### [Exercise details]
Take every line from the listing below that contains "Noord".

### [Data supplied]

* * *

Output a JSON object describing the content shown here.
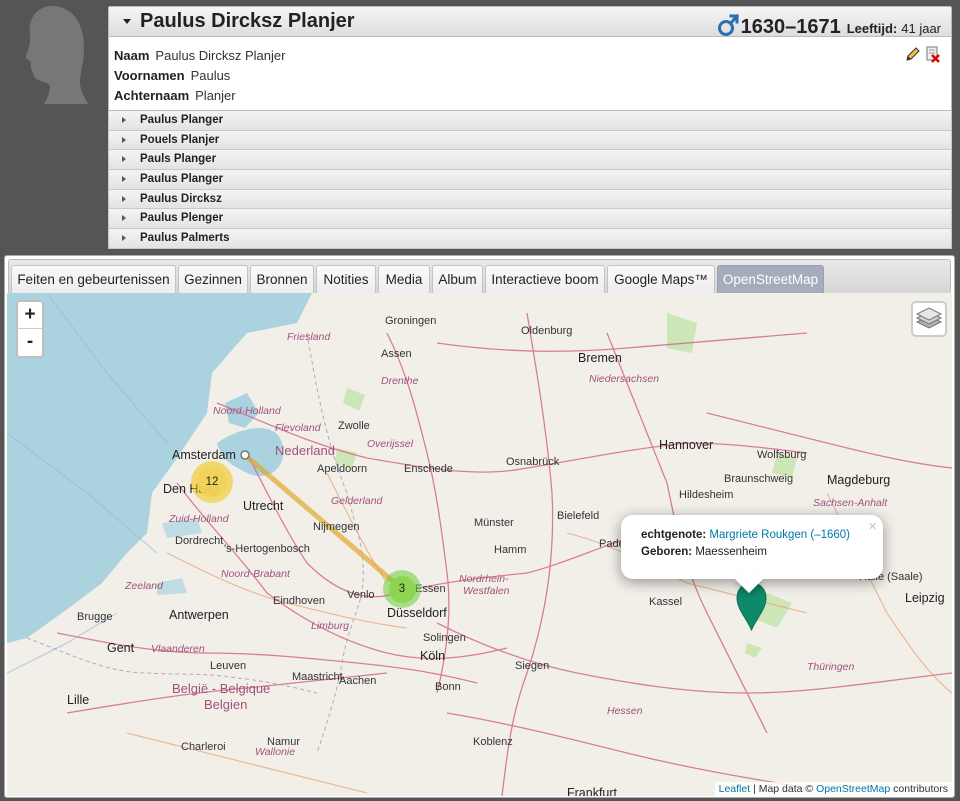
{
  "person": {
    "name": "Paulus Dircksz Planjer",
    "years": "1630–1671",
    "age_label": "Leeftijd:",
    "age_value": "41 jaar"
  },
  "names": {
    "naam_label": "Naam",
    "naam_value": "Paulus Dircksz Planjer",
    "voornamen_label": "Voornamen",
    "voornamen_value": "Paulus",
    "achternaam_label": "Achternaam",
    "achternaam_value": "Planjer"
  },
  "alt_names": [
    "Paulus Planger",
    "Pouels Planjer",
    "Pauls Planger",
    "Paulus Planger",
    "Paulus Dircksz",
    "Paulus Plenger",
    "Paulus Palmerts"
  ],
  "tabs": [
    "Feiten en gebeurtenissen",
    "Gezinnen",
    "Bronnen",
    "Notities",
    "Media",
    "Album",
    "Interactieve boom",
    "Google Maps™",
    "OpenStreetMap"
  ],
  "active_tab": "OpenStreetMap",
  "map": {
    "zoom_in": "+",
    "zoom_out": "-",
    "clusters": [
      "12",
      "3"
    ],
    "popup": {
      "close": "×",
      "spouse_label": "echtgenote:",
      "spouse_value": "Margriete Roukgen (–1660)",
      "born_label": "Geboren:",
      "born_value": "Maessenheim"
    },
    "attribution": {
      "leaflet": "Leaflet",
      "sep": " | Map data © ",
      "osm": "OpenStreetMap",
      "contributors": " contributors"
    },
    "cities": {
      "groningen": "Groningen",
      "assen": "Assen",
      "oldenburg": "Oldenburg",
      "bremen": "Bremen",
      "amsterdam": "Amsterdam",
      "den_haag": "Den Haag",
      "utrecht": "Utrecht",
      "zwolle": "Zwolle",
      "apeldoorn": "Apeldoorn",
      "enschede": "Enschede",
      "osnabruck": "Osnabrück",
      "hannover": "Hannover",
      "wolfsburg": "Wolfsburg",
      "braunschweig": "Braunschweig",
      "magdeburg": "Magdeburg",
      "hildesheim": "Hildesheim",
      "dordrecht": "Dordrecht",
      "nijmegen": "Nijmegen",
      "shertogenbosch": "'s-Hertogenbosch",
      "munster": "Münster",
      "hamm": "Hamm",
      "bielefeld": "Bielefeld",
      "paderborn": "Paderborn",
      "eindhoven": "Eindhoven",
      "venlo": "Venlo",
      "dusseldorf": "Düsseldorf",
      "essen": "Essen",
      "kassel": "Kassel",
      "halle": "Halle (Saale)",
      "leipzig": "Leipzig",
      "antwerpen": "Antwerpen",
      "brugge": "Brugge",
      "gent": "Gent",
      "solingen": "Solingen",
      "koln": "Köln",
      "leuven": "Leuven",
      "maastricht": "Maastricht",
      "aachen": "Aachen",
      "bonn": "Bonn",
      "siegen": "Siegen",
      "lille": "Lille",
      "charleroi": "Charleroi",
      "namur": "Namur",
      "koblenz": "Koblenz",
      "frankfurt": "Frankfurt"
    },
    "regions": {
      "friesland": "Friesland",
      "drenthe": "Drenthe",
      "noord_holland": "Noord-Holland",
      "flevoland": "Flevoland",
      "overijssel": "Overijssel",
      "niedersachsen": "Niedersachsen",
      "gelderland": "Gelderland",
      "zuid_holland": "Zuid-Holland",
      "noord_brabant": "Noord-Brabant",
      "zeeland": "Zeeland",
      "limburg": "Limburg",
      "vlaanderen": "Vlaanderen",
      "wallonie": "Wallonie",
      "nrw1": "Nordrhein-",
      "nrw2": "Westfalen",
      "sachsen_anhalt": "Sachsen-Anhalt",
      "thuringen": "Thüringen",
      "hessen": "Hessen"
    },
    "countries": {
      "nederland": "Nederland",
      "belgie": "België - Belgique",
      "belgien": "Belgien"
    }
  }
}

* * *

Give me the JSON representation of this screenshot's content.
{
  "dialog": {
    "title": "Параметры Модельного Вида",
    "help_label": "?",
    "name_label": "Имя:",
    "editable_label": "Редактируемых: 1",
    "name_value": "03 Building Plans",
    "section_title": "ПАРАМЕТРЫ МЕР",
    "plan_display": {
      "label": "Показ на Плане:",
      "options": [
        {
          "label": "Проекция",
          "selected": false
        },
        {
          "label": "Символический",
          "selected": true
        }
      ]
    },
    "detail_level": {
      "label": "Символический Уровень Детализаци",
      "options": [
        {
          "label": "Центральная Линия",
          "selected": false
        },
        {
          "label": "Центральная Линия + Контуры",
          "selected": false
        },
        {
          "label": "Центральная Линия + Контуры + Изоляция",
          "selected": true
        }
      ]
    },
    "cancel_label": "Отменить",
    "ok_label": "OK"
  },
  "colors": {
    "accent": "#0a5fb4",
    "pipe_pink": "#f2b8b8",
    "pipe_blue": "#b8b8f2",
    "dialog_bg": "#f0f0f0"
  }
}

* * *

### [Solution to this task]
      "noord_holland": "Noord-Holland",
      "noord_brabant": "Noord-Brabant",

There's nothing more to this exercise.